# Task details:
Output every record below exactly as it appears.

## Start Available records

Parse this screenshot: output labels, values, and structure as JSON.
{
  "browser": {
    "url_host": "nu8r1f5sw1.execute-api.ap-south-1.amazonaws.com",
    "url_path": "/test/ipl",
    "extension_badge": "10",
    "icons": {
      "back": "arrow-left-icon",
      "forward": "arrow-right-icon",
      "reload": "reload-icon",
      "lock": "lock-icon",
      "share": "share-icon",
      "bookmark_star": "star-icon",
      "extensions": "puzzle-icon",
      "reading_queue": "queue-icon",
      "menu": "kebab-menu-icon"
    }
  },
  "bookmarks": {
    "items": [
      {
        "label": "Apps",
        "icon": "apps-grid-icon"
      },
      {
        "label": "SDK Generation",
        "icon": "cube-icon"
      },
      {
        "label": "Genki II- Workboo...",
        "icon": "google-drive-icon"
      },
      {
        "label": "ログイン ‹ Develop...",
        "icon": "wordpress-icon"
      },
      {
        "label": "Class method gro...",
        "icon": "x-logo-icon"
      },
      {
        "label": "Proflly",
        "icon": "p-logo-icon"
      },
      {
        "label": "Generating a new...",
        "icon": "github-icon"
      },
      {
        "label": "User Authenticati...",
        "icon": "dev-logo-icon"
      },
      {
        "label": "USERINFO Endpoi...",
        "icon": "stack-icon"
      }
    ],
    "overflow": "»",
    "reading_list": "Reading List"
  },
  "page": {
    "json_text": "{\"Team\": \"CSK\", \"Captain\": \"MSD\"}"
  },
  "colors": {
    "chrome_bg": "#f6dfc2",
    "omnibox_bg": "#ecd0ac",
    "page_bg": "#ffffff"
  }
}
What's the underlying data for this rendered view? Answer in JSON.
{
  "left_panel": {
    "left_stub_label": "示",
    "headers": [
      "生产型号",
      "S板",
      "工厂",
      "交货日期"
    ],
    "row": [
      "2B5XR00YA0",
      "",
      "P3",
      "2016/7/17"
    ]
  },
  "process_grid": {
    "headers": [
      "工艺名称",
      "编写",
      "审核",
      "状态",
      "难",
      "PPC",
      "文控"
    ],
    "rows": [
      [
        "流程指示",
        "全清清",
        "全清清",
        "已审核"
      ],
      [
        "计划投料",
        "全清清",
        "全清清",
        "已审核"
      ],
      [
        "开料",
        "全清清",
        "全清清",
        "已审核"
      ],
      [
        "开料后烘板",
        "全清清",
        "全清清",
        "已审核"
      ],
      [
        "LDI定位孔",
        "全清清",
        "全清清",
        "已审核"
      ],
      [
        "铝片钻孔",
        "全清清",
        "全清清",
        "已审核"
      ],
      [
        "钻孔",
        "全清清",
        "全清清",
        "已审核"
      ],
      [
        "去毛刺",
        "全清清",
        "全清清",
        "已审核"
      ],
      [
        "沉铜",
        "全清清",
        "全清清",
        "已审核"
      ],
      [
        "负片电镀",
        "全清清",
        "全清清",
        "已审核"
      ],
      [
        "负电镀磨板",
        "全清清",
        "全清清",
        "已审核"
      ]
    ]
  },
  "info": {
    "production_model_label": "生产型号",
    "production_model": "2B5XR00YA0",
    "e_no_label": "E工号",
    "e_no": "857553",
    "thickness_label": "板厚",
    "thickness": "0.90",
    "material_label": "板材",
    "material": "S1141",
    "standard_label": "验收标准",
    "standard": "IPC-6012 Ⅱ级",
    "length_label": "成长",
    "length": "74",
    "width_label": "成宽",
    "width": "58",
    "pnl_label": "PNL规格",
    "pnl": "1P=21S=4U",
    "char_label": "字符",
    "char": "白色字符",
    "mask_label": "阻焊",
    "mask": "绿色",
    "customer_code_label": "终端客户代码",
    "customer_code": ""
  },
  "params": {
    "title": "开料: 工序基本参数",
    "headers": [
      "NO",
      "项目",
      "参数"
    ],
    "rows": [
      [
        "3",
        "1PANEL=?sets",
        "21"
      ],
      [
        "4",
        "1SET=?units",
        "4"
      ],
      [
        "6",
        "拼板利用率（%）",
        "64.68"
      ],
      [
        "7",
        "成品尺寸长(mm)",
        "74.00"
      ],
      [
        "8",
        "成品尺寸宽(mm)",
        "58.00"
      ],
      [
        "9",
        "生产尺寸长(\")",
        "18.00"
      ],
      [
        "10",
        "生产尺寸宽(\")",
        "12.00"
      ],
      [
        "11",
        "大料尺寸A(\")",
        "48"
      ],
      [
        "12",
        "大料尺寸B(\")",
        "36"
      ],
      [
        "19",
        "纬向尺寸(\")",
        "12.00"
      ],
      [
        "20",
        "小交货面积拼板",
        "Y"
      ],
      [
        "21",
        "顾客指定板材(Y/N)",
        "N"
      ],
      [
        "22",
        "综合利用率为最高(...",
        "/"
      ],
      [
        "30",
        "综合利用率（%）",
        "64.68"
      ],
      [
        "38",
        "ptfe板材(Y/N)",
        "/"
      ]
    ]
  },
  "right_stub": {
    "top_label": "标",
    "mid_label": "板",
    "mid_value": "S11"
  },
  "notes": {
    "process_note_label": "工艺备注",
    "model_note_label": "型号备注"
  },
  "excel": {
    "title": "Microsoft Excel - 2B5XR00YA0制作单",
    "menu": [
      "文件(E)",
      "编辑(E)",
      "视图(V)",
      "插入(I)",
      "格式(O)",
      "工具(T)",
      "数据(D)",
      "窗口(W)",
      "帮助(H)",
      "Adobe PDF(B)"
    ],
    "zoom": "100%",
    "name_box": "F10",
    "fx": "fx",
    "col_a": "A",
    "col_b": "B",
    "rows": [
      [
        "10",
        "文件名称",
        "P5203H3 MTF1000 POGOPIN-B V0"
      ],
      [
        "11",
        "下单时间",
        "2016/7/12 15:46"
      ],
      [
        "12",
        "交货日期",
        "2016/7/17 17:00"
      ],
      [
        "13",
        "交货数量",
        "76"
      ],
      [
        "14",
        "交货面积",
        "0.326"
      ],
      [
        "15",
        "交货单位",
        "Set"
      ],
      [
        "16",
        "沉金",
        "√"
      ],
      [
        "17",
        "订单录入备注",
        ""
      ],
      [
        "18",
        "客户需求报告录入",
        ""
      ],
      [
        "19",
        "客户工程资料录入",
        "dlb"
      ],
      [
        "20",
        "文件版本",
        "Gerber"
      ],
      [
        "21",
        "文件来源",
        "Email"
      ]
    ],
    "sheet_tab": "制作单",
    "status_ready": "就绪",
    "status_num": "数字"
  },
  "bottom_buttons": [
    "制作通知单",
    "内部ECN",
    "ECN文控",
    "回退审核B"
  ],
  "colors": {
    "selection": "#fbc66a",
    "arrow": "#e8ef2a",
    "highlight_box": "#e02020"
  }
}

## End Available records

# Result:
Parse this screenshot: output labels, values, and structure as JSON.
{
  "browser": {
    "url_host": "nu8r1f5sw1.execute-api.ap-south-1.amazonaws.com",
    "url_path": "/test/ipl",
    "extension_badge": "10",
    "icons": {
      "back": "arrow-left-icon",
      "forward": "arrow-right-icon",
      "reload": "reload-icon",
      "lock": "lock-icon",
      "share": "share-icon",
      "bookmark_star": "star-icon",
      "extensions": "puzzle-icon",
      "reading_queue": "queue-icon",
      "menu": "kebab-menu-icon"
    }
  },
  "bookmarks": {
    "items": [
      {
        "label": "Apps",
        "icon": "apps-grid-icon"
      },
      {
        "label": "SDK Generation",
        "icon": "cube-icon"
      },
      {
        "label": "Genki II- Workboo...",
        "icon": "google-drive-icon"
      },
      {
        "label": "ログイン ‹ Develop...",
        "icon": "wordpress-icon"
      },
      {
        "label": "Class method gro...",
        "icon": "x-logo-icon"
      },
      {
        "label": "Proflly",
        "icon": "p-logo-icon"
      },
      {
        "label": "Generating a new...",
        "icon": "github-icon"
      },
      {
        "label": "User Authenticati...",
        "icon": "dev-logo-icon"
      },
      {
        "label": "USERINFO Endpoi...",
        "icon": "stack-icon"
      }
    ],
    "overflow": "»",
    "reading_list": "Reading List"
  },
  "page": {
    "json_text": "{\"Team\": \"CSK\", \"Captain\": \"MSD\"}"
  },
  "colors": {
    "chrome_bg": "#f6dfc2",
    "omnibox_bg": "#ecd0ac",
    "page_bg": "#ffffff"
  }
}
What's the underlying data for this rendered view? Answer in JSON.
{
  "left_panel": {
    "left_stub_label": "示",
    "headers": [
      "生产型号",
      "S板",
      "工厂",
      "交货日期"
    ],
    "row": [
      "2B5XR00YA0",
      "",
      "P3",
      "2016/7/17"
    ]
  },
  "process_grid": {
    "headers": [
      "工艺名称",
      "编写",
      "审核",
      "状态",
      "难",
      "PPC",
      "文控"
    ],
    "rows": [
      [
        "流程指示",
        "全清清",
        "全清清",
        "已审核"
      ],
      [
        "计划投料",
        "全清清",
        "全清清",
        "已审核"
      ],
      [
        "开料",
        "全清清",
        "全清清",
        "已审核"
      ],
      [
        "开料后烘板",
        "全清清",
        "全清清",
        "已审核"
      ],
      [
        "LDI定位孔",
        "全清清",
        "全清清",
        "已审核"
      ],
      [
        "铝片钻孔",
        "全清清",
        "全清清",
        "已审核"
      ],
      [
        "钻孔",
        "全清清",
        "全清清",
        "已审核"
      ],
      [
        "去毛刺",
        "全清清",
        "全清清",
        "已审核"
      ],
      [
        "沉铜",
        "全清清",
        "全清清",
        "已审核"
      ],
      [
        "负片电镀",
        "全清清",
        "全清清",
        "已审核"
      ],
      [
        "负电镀磨板",
        "全清清",
        "全清清",
        "已审核"
      ]
    ]
  },
  "info": {
    "production_model_label": "生产型号",
    "production_model": "2B5XR00YA0",
    "e_no_label": "E工号",
    "e_no": "857553",
    "thickness_label": "板厚",
    "thickness": "0.90",
    "material_label": "板材",
    "material": "S1141",
    "standard_label": "验收标准",
    "standard": "IPC-6012 Ⅱ级",
    "length_label": "成长",
    "length": "74",
    "width_label": "成宽",
    "width": "58",
    "pnl_label": "PNL规格",
    "pnl": "1P=21S=4U",
    "char_label": "字符",
    "char": "白色字符",
    "mask_label": "阻焊",
    "mask": "绿色",
    "customer_code_label": "终端客户代码",
    "customer_code": ""
  },
  "params": {
    "title": "开料: 工序基本参数",
    "headers": [
      "NO",
      "项目",
      "参数"
    ],
    "rows": [
      [
        "3",
        "1PANEL=?sets",
        "21"
      ],
      [
        "4",
        "1SET=?units",
        "4"
      ],
      [
        "6",
        "拼板利用率（%）",
        "64.68"
      ],
      [
        "7",
        "成品尺寸长(mm)",
        "74.00"
      ],
      [
        "8",
        "成品尺寸宽(mm)",
        "58.00"
      ],
      [
        "9",
        "生产尺寸长(\")",
        "18.00"
      ],
      [
        "10",
        "生产尺寸宽(\")",
        "12.00"
      ],
      [
        "11",
        "大料尺寸A(\")",
        "48"
      ],
      [
        "12",
        "大料尺寸B(\")",
        "36"
      ],
      [
        "19",
        "纬向尺寸(\")",
        "12.00"
      ],
      [
        "20",
        "小交货面积拼板",
        "Y"
      ],
      [
        "21",
        "顾客指定板材(Y/N)",
        "N"
      ],
      [
        "22",
        "综合利用率为最高(...",
        "/"
      ],
      [
        "30",
        "综合利用率（%）",
        "64.68"
      ],
      [
        "38",
        "ptfe板材(Y/N)",
        "/"
      ]
    ]
  },
  "right_stub": {
    "top_label": "标",
    "mid_label": "板",
    "mid_value": "S11"
  },
  "notes": {
    "process_note_label": "工艺备注",
    "model_note_label": "型号备注"
  },
  "excel": {
    "title": "Microsoft Excel - 2B5XR00YA0制作单",
    "menu": [
      "文件(E)",
      "编辑(E)",
      "视图(V)",
      "插入(I)",
      "格式(O)",
      "工具(T)",
      "数据(D)",
      "窗口(W)",
      "帮助(H)",
      "Adobe PDF(B)"
    ],
    "zoom": "100%",
    "name_box": "F10",
    "fx": "fx",
    "col_a": "A",
    "col_b": "B",
    "rows": [
      [
        "10",
        "文件名称",
        "P5203H3 MTF1000 POGOPIN-B V0"
      ],
      [
        "11",
        "下单时间",
        "2016/7/12 15:46"
      ],
      [
        "12",
        "交货日期",
        "2016/7/17 17:00"
      ],
      [
        "13",
        "交货数量",
        "76"
      ],
      [
        "14",
        "交货面积",
        "0.326"
      ],
      [
        "15",
        "交货单位",
        "Set"
      ],
      [
        "16",
        "沉金",
        "√"
      ],
      [
        "17",
        "订单录入备注",
        ""
      ],
      [
        "18",
        "客户需求报告录入",
        ""
      ],
      [
        "19",
        "客户工程资料录入",
        "dlb"
      ],
      [
        "20",
        "文件版本",
        "Gerber"
      ],
      [
        "21",
        "文件来源",
        "Email"
      ]
    ],
    "sheet_tab": "制作单",
    "status_ready": "就绪",
    "status_num": "数字"
  },
  "bottom_buttons": [
    "制作通知单",
    "内部ECN",
    "ECN文控",
    "回退审核B"
  ],
  "colors": {
    "selection": "#fbc66a",
    "arrow": "#e8ef2a",
    "highlight_box": "#e02020"
  }
}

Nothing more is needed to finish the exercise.